Reproduce all of the data exactly, with no line skipped.
======
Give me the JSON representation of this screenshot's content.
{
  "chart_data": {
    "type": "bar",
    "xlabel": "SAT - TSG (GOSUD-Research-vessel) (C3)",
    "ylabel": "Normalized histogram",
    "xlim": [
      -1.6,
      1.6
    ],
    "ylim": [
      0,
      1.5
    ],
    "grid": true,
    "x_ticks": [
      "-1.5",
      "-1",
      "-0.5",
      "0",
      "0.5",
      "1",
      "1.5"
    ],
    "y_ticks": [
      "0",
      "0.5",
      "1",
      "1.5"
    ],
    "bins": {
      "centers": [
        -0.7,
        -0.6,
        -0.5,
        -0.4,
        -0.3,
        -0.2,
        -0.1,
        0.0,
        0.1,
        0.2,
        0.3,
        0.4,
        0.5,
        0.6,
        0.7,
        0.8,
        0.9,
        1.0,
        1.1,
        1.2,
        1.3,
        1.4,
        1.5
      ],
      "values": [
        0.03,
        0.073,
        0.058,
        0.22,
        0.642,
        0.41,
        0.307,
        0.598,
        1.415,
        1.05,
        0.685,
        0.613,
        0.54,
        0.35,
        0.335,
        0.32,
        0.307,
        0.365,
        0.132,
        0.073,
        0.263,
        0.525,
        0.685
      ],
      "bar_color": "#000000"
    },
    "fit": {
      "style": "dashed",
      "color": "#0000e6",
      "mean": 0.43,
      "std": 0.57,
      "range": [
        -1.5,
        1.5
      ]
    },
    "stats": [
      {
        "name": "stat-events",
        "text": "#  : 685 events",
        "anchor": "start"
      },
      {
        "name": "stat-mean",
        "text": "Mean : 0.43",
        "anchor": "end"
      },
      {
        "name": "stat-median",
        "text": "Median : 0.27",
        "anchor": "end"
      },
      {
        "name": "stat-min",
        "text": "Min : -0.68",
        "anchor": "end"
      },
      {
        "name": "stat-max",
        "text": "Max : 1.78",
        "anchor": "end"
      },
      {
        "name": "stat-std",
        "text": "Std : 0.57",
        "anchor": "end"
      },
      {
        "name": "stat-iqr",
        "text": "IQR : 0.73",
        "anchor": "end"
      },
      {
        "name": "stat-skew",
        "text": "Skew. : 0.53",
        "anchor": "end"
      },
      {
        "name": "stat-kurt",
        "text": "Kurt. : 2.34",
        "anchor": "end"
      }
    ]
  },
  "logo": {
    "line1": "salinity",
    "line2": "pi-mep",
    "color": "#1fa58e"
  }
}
======
**TASK SOLUTION:**
Give me the JSON representation of this screenshot's content.
{
  "chart_data": {
    "type": "bar",
    "xlabel": "SAT - TSG (GOSUD-Research-vessel) (C3)",
    "ylabel": "Normalized histogram",
    "xlim": [
      -1.6,
      1.6
    ],
    "ylim": [
      0,
      1.5
    ],
    "grid": true,
    "x_ticks": [
      "-1.5",
      "-1",
      "-0.5",
      "0",
      "0.5",
      "1",
      "1.5"
    ],
    "y_ticks": [
      "0",
      "0.5",
      "1",
      "1.5"
    ],
    "bins": {
      "centers": [
        -0.7,
        -0.6,
        -0.5,
        -0.4,
        -0.3,
        -0.2,
        -0.1,
        0.0,
        0.1,
        0.2,
        0.3,
        0.4,
        0.5,
        0.6,
        0.7,
        0.8,
        0.9,
        1.0,
        1.1,
        1.2,
        1.3,
        1.4,
        1.5
      ],
      "values": [
        0.03,
        0.073,
        0.058,
        0.22,
        0.642,
        0.41,
        0.307,
        0.598,
        1.415,
        1.05,
        0.685,
        0.613,
        0.54,
        0.35,
        0.335,
        0.32,
        0.307,
        0.365,
        0.132,
        0.073,
        0.263,
        0.525,
        0.685
      ],
      "bar_color": "#000000"
    },
    "fit": {
      "style": "dashed",
      "color": "#0000e6",
      "mean": 0.43,
      "std": 0.57,
      "range": [
        -1.5,
        1.5
      ]
    },
    "stats": [
      {
        "name": "stat-events",
        "text": "#  : 685 events",
        "anchor": "start"
      },
      {
        "name": "stat-mean",
        "text": "Mean : 0.43",
        "anchor": "end"
      },
      {
        "name": "stat-median",
        "text": "Median : 0.27",
        "anchor": "end"
      },
      {
        "name": "stat-min",
        "text": "Min : -0.68",
        "anchor": "end"
      },
      {
        "name": "stat-max",
        "text": "Max : 1.78",
        "anchor": "end"
      },
      {
        "name": "stat-std",
        "text": "Std : 0.57",
        "anchor": "end"
      },
      {
        "name": "stat-iqr",
        "text": "IQR : 0.73",
        "anchor": "end"
      },
      {
        "name": "stat-skew",
        "text": "Skew. : 0.53",
        "anchor": "end"
      },
      {
        "name": "stat-kurt",
        "text": "Kurt. : 2.34",
        "anchor": "end"
      }
    ]
  },
  "logo": {
    "line1": "salinity",
    "line2": "pi-mep",
    "color": "#1fa58e"
  }
}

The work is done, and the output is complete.